Write out all of the entries exactly as given.

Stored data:
--
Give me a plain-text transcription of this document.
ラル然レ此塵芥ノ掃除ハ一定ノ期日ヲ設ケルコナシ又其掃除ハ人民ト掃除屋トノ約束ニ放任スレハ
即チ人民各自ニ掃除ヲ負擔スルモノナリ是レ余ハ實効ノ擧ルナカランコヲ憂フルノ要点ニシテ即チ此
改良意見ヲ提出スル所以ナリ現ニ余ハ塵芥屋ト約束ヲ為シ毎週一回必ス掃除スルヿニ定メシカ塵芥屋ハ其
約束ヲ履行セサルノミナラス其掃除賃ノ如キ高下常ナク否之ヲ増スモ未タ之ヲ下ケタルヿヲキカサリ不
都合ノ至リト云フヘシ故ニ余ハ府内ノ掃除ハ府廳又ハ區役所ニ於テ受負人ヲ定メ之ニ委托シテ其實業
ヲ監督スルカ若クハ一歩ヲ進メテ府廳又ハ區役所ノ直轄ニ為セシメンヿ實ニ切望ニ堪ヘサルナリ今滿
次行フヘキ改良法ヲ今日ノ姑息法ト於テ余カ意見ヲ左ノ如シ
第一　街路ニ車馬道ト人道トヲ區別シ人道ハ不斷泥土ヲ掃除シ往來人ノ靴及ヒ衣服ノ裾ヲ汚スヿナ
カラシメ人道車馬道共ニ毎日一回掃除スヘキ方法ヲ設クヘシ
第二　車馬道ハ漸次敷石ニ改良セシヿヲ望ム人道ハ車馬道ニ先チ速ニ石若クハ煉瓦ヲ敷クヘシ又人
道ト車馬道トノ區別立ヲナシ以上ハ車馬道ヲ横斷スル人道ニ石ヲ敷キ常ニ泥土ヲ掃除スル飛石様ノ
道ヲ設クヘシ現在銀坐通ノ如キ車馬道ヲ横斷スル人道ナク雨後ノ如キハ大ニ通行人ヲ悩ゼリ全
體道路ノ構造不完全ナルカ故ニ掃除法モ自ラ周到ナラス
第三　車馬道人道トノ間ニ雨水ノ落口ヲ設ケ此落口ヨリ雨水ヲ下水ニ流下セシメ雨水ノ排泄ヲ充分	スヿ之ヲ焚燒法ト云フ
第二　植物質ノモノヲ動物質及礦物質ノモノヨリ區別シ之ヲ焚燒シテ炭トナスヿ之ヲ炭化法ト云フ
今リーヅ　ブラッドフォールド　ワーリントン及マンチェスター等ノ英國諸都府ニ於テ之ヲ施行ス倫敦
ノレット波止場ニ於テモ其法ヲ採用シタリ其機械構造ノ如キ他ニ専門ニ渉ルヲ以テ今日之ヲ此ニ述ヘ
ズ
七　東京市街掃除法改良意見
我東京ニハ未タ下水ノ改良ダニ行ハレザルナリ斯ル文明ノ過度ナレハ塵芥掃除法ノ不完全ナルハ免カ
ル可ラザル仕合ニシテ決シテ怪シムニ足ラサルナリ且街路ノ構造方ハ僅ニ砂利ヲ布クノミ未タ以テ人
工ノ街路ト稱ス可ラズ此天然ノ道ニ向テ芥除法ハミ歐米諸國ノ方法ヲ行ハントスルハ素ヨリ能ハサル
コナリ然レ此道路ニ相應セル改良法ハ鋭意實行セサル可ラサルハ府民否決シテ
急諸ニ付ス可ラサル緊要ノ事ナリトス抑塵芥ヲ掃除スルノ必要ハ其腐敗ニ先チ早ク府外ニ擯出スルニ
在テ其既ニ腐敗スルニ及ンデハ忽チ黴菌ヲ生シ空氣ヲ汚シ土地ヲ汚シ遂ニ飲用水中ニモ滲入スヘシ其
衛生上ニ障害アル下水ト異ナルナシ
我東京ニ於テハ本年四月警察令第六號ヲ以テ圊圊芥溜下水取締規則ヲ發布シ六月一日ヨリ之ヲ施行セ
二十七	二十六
--
◆ REPLY TO THE TASK
Give me a plain-text transcription of this document.
ラル然レ此塵芥ノ掃除ハ一定ノ期日ヲ設ケルコナシ又其掃除ハ人民ト掃除屋トノ約束ニ放任スレハ
即チ人民各自ニ掃除ヲ負擔スルモノナリ是レ余ハ實効ノ擧ルナカランコヲ憂フルノ要点ニシテ即チ此
改良意見ヲ提出スル所以ナリ現ニ余ハ塵芥屋ト約束ヲ為シ毎週一回必ス掃除スルヿニ定メシカ塵芥屋ハ其
約束ヲ履行セサルノミナラス其掃除賃ノ如キ高下常ナク否之ヲ増スモ未タ之ヲ下ケタルヿヲキカサリ不
都合ノ至リト云フヘシ故ニ余ハ府内ノ掃除ハ府廳又ハ區役所ニ於テ受負人ヲ定メ之ニ委托シテ其實業
ヲ監督スルカ若クハ一歩ヲ進メテ府廳又ハ區役所ノ直轄ニ為セシメンヿ實ニ切望ニ堪ヘサルナリ今滿
次行フヘキ改良法ヲ今日ノ姑息法ト於テ余カ意見ヲ左ノ如シ
第一　街路ニ車馬道ト人道トヲ區別シ人道ハ不斷泥土ヲ掃除シ往來人ノ靴及ヒ衣服ノ裾ヲ汚スヿナ
カラシメ人道車馬道共ニ毎日一回掃除スヘキ方法ヲ設クヘシ
第二　車馬道ハ漸次敷石ニ改良セシヿヲ望ム人道ハ車馬道ニ先チ速ニ石若クハ煉瓦ヲ敷クヘシ又人
道ト車馬道トノ區別立ヲナシ以上ハ車馬道ヲ横斷スル人道ニ石ヲ敷キ常ニ泥土ヲ掃除スル飛石様ノ
道ヲ設クヘシ現在銀坐通ノ如キ車馬道ヲ横斷スル人道ナク雨後ノ如キハ大ニ通行人ヲ悩ゼリ全
體道路ノ構造不完全ナルカ故ニ掃除法モ自ラ周到ナラス
第三　車馬道人道トノ間ニ雨水ノ落口ヲ設ケ此落口ヨリ雨水ヲ下水ニ流下セシメ雨水ノ排泄ヲ充分	スヿ之ヲ焚燒法ト云フ
第二　植物質ノモノヲ動物質及礦物質ノモノヨリ區別シ之ヲ焚燒シテ炭トナスヿ之ヲ炭化法ト云フ
今リーヅ　ブラッドフォールド　ワーリントン及マンチェスター等ノ英國諸都府ニ於テ之ヲ施行ス倫敦
ノレット波止場ニ於テモ其法ヲ採用シタリ其機械構造ノ如キ他ニ専門ニ渉ルヲ以テ今日之ヲ此ニ述ヘ
ズ
七　東京市街掃除法改良意見
我東京ニハ未タ下水ノ改良ダニ行ハレザルナリ斯ル文明ノ過度ナレハ塵芥掃除法ノ不完全ナルハ免カ
ル可ラザル仕合ニシテ決シテ怪シムニ足ラサルナリ且街路ノ構造方ハ僅ニ砂利ヲ布クノミ未タ以テ人
工ノ街路ト稱ス可ラズ此天然ノ道ニ向テ芥除法ハミ歐米諸國ノ方法ヲ行ハントスルハ素ヨリ能ハサル
コナリ然レ此道路ニ相應セル改良法ハ鋭意實行セサル可ラサルハ府民否決シテ
急諸ニ付ス可ラサル緊要ノ事ナリトス抑塵芥ヲ掃除スルノ必要ハ其腐敗ニ先チ早ク府外ニ擯出スルニ
在テ其既ニ腐敗スルニ及ンデハ忽チ黴菌ヲ生シ空氣ヲ汚シ土地ヲ汚シ遂ニ飲用水中ニモ滲入スヘシ其
衛生上ニ障害アル下水ト異ナルナシ
我東京ニ於テハ本年四月警察令第六號ヲ以テ圊圊芥溜下水取締規則ヲ發布シ六月一日ヨリ之ヲ施行セ
二十七	二十六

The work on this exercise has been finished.